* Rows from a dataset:
____
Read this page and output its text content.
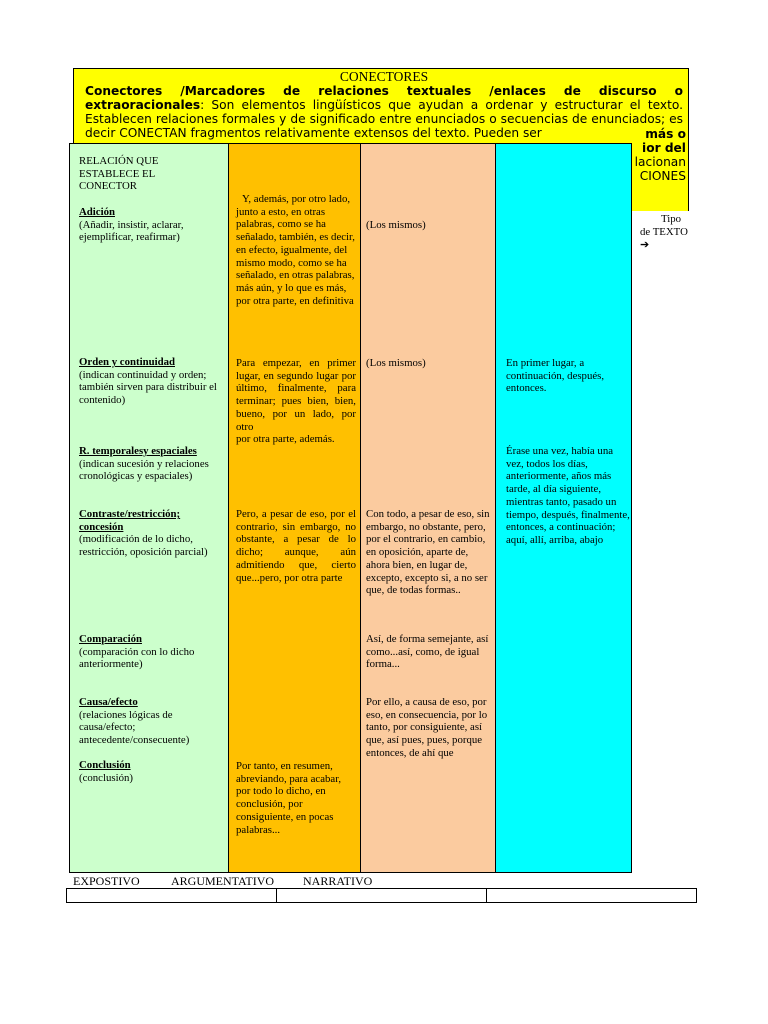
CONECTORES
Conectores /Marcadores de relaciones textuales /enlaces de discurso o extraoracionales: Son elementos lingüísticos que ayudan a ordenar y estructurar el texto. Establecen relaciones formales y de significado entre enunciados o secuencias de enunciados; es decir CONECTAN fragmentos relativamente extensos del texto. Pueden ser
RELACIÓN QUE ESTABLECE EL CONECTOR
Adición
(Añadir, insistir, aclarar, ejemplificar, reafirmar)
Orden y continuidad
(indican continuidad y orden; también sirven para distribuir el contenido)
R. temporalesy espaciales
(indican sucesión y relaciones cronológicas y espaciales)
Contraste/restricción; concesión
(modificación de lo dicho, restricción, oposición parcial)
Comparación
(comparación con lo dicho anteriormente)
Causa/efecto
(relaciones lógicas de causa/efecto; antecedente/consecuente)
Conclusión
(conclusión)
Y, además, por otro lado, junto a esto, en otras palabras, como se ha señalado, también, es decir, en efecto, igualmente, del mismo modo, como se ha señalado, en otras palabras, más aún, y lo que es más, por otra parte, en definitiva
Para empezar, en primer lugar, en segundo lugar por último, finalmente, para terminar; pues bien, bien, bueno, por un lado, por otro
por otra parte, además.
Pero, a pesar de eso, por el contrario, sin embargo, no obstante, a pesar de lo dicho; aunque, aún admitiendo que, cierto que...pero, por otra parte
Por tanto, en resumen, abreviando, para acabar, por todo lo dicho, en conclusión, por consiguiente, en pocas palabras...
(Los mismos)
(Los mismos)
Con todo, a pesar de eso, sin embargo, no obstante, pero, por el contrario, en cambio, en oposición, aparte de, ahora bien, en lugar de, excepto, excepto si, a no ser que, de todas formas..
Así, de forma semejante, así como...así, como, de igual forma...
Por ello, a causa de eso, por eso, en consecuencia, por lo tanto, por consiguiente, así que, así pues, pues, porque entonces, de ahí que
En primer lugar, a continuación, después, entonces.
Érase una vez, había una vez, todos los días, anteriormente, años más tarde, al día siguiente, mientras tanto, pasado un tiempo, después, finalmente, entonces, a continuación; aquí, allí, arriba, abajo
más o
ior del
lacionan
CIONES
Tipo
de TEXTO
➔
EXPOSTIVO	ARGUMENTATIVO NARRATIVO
____
* WRITTEN EXERCISE: Set down the material above as is, without any pictures.

* FULL SOLUTION:
Read this page and output its text content.
CONECTORES
Conectores /Marcadores de relaciones textuales /enlaces de discurso o extraoracionales: Son elementos lingüísticos que ayudan a ordenar y estructurar el texto. Establecen relaciones formales y de significado entre enunciados o secuencias de enunciados; es decir CONECTAN fragmentos relativamente extensos del texto. Pueden ser
RELACIÓN QUE ESTABLECE EL CONECTOR
Adición
(Añadir, insistir, aclarar, ejemplificar, reafirmar)
Orden y continuidad
(indican continuidad y orden; también sirven para distribuir el contenido)
R. temporalesy espaciales
(indican sucesión y relaciones cronológicas y espaciales)
Contraste/restricción; concesión
(modificación de lo dicho, restricción, oposición parcial)
Comparación
(comparación con lo dicho anteriormente)
Causa/efecto
(relaciones lógicas de causa/efecto; antecedente/consecuente)
Conclusión
(conclusión)
Y, además, por otro lado, junto a esto, en otras palabras, como se ha señalado, también, es decir, en efecto, igualmente, del mismo modo, como se ha señalado, en otras palabras, más aún, y lo que es más, por otra parte, en definitiva
Para empezar, en primer lugar, en segundo lugar por último, finalmente, para terminar; pues bien, bien, bueno, por un lado, por otro
por otra parte, además.
Pero, a pesar de eso, por el contrario, sin embargo, no obstante, a pesar de lo dicho; aunque, aún admitiendo que, cierto que...pero, por otra parte
Por tanto, en resumen, abreviando, para acabar, por todo lo dicho, en conclusión, por consiguiente, en pocas palabras...
(Los mismos)
(Los mismos)
Con todo, a pesar de eso, sin embargo, no obstante, pero, por el contrario, en cambio, en oposición, aparte de, ahora bien, en lugar de, excepto, excepto si, a no ser que, de todas formas..
Así, de forma semejante, así como...así, como, de igual forma...
Por ello, a causa de eso, por eso, en consecuencia, por lo tanto, por consiguiente, así que, así pues, pues, porque entonces, de ahí que
En primer lugar, a continuación, después, entonces.
Érase una vez, había una vez, todos los días, anteriormente, años más tarde, al día siguiente, mientras tanto, pasado un tiempo, después, finalmente, entonces, a continuación; aquí, allí, arriba, abajo
más o
ior del
lacionan
CIONES
Tipo
de TEXTO
➔
EXPOSTIVO	ARGUMENTATIVO NARRATIVO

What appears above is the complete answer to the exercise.